> [TASK DETAILS]: Locate and copy all lines bearing the word "Seis".

— Begin DATASET RECORDS —

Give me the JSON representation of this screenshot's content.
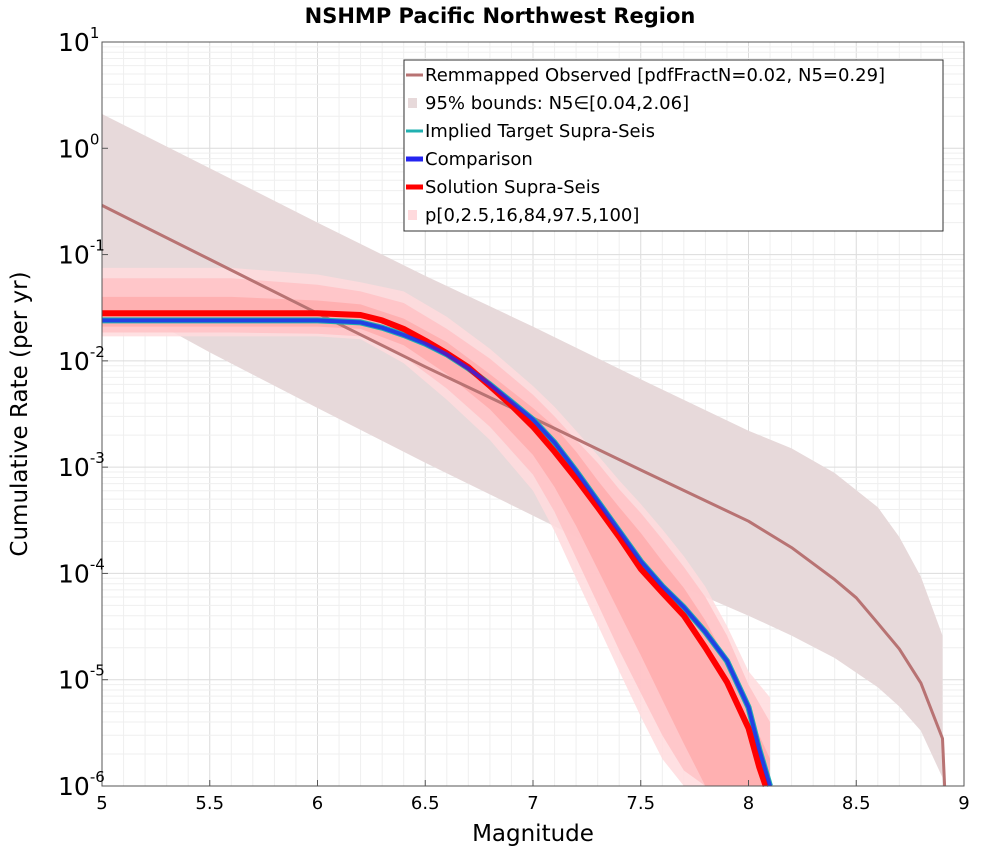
{
  "chart_data": {
    "type": "line",
    "title": "NSHMP Pacific Northwest Region",
    "xlabel": "Magnitude",
    "ylabel": "Cumulative Rate (per yr)",
    "xlim": [
      5,
      9
    ],
    "ylim": [
      1e-06,
      10
    ],
    "y_scale": "log",
    "grid": true,
    "legend_position": "top-right",
    "x_ticks": [
      "5",
      "5.5",
      "6",
      "6.5",
      "7",
      "7.5",
      "8",
      "8.5",
      "9"
    ],
    "y_tick_exponents": [
      "1",
      "0",
      "-1",
      "-2",
      "-3",
      "-4",
      "-5",
      "-6"
    ],
    "legend": [
      "Remmapped Observed [pdfFractN=0.02, N5=0.29]",
      "95% bounds: N5∈[0.04,2.06]",
      "Implied Target Supra-Seis",
      "Comparison",
      "Solution Supra-Seis",
      "p[0,2.5,16,84,97.5,100]"
    ],
    "colors": {
      "observed": "#b87373",
      "observed_band": "#e7d9da",
      "implied_target": "#20b0b0",
      "comparison": "#2424f0",
      "solution": "#ff0000",
      "outer_band": "#ffdadd",
      "mid_band": "#ffc0c4",
      "inner_band": "#ffabad"
    },
    "bands": {
      "observed_95": {
        "x": [
          5.0,
          5.5,
          6.0,
          6.5,
          7.0,
          7.5,
          8.0,
          8.2,
          8.4,
          8.6,
          8.7,
          8.8,
          8.9
        ],
        "lower": [
          0.043,
          0.012,
          0.0036,
          0.0011,
          0.00035,
          0.00011,
          4e-05,
          2.6e-05,
          1.6e-05,
          8.5e-06,
          5.6e-06,
          3.3e-06,
          1.2e-06
        ],
        "upper": [
          2.1,
          0.65,
          0.2,
          0.063,
          0.021,
          0.0067,
          0.0022,
          0.0015,
          0.00088,
          0.00042,
          0.00022,
          9.3e-05,
          2.6e-05
        ]
      },
      "p0_100": {
        "x": [
          5.0,
          5.6,
          6.0,
          6.2,
          6.4,
          6.6,
          6.8,
          7.0,
          7.1,
          7.2,
          7.3,
          7.4,
          7.5,
          7.6,
          7.7,
          7.8,
          7.9,
          8.0,
          8.1
        ],
        "lower": [
          0.017,
          0.017,
          0.017,
          0.016,
          0.0095,
          0.0043,
          0.0018,
          0.0006,
          0.00025,
          9e-05,
          3.3e-05,
          1.2e-05,
          4.5e-06,
          1.8e-06,
          1e-06,
          1e-06,
          1e-06,
          1e-06,
          1e-06
        ],
        "upper": [
          0.075,
          0.075,
          0.065,
          0.055,
          0.045,
          0.026,
          0.013,
          0.0058,
          0.0037,
          0.0022,
          0.0013,
          0.00075,
          0.00045,
          0.00026,
          0.000145,
          7.5e-05,
          3.2e-05,
          1.2e-05,
          6.8e-06
        ]
      },
      "p2_97": {
        "x": [
          5.0,
          5.6,
          6.0,
          6.2,
          6.4,
          6.6,
          6.8,
          7.0,
          7.1,
          7.2,
          7.3,
          7.4,
          7.5,
          7.6,
          7.7,
          7.8,
          7.9,
          8.0,
          8.1
        ],
        "lower": [
          0.0185,
          0.0185,
          0.018,
          0.017,
          0.011,
          0.0055,
          0.0024,
          0.00085,
          0.00038,
          0.00014,
          5.2e-05,
          1.9e-05,
          7.5e-06,
          3e-06,
          1.4e-06,
          1e-06,
          1e-06,
          1e-06,
          1e-06
        ],
        "upper": [
          0.06,
          0.06,
          0.052,
          0.045,
          0.035,
          0.02,
          0.0105,
          0.0048,
          0.003,
          0.0018,
          0.0011,
          0.00062,
          0.00037,
          0.00021,
          0.000115,
          6e-05,
          2.6e-05,
          9e-06,
          4e-06
        ]
      },
      "p16_84": {
        "x": [
          5.0,
          5.6,
          6.0,
          6.2,
          6.4,
          6.6,
          6.8,
          7.0,
          7.1,
          7.2,
          7.3,
          7.4,
          7.5,
          7.6,
          7.7,
          7.8,
          7.9,
          8.0,
          8.1
        ],
        "lower": [
          0.021,
          0.021,
          0.021,
          0.02,
          0.014,
          0.0075,
          0.0035,
          0.0013,
          0.00065,
          0.00028,
          0.00011,
          4.3e-05,
          1.7e-05,
          6.5e-06,
          2.5e-06,
          1e-06,
          1e-06,
          1e-06,
          1e-06
        ],
        "upper": [
          0.04,
          0.04,
          0.037,
          0.034,
          0.025,
          0.015,
          0.0075,
          0.0036,
          0.0024,
          0.0014,
          0.00075,
          0.00042,
          0.00024,
          0.00013,
          7.3e-05,
          3.6e-05,
          1.5e-05,
          5e-06,
          1.8e-06
        ]
      }
    },
    "series": [
      {
        "name": "Remmapped Observed [pdfFractN=0.02, N5=0.29]",
        "x": [
          5.0,
          5.5,
          6.0,
          6.5,
          7.0,
          7.5,
          8.0,
          8.2,
          8.4,
          8.5,
          8.6,
          8.7,
          8.8,
          8.9,
          8.91
        ],
        "y": [
          0.29,
          0.09,
          0.028,
          0.0088,
          0.0029,
          0.00094,
          0.00031,
          0.000175,
          8.75e-05,
          5.9e-05,
          3.4e-05,
          1.95e-05,
          9.3e-06,
          2.8e-06,
          1e-06
        ]
      },
      {
        "name": "Implied Target Supra-Seis",
        "x": [
          5.0,
          5.6,
          6.0,
          6.2,
          6.3,
          6.4,
          6.5,
          6.6,
          6.7,
          6.8,
          6.9,
          7.0,
          7.1,
          7.2,
          7.3,
          7.4,
          7.5,
          7.6,
          7.7,
          7.8,
          7.9,
          8.0,
          8.05,
          8.1
        ],
        "y": [
          0.024,
          0.024,
          0.024,
          0.023,
          0.0205,
          0.0175,
          0.0145,
          0.0115,
          0.0085,
          0.006,
          0.0041,
          0.0028,
          0.0017,
          0.00092,
          0.00048,
          0.00025,
          0.00013,
          7.6e-05,
          4.8e-05,
          2.8e-05,
          1.5e-05,
          5.5e-06,
          2.2e-06,
          1e-06
        ]
      },
      {
        "name": "Comparison",
        "x": [
          5.0,
          5.6,
          6.0,
          6.2,
          6.3,
          6.4,
          6.5,
          6.6,
          6.7,
          6.8,
          6.9,
          7.0,
          7.1,
          7.2,
          7.3,
          7.4,
          7.5,
          7.6,
          7.7,
          7.8,
          7.9,
          8.0,
          8.05,
          8.1
        ],
        "y": [
          0.024,
          0.024,
          0.024,
          0.023,
          0.0205,
          0.0175,
          0.0145,
          0.0115,
          0.0085,
          0.006,
          0.0041,
          0.0028,
          0.0017,
          0.00092,
          0.00048,
          0.00025,
          0.00013,
          7.6e-05,
          4.8e-05,
          2.8e-05,
          1.5e-05,
          5.5e-06,
          2.2e-06,
          1e-06
        ]
      },
      {
        "name": "Solution Supra-Seis",
        "x": [
          5.0,
          5.6,
          6.0,
          6.2,
          6.3,
          6.4,
          6.5,
          6.6,
          6.7,
          6.8,
          6.9,
          7.0,
          7.1,
          7.2,
          7.3,
          7.4,
          7.5,
          7.6,
          7.7,
          7.8,
          7.9,
          8.0,
          8.05,
          8.08
        ],
        "y": [
          0.028,
          0.028,
          0.028,
          0.027,
          0.024,
          0.02,
          0.0155,
          0.0118,
          0.0087,
          0.0058,
          0.0038,
          0.0024,
          0.0014,
          0.00078,
          0.00042,
          0.00022,
          0.00011,
          6.6e-05,
          4e-05,
          2e-05,
          9.5e-06,
          3.5e-06,
          1.5e-06,
          1e-06
        ]
      }
    ]
  }
}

— End DATASET RECORDS —

> [CORRECT RESULT]:
      "Implied Target Supra-Seis",
      "Solution Supra-Seis",
        "name": "Implied Target Supra-Seis",
        "name": "Solution Supra-Seis",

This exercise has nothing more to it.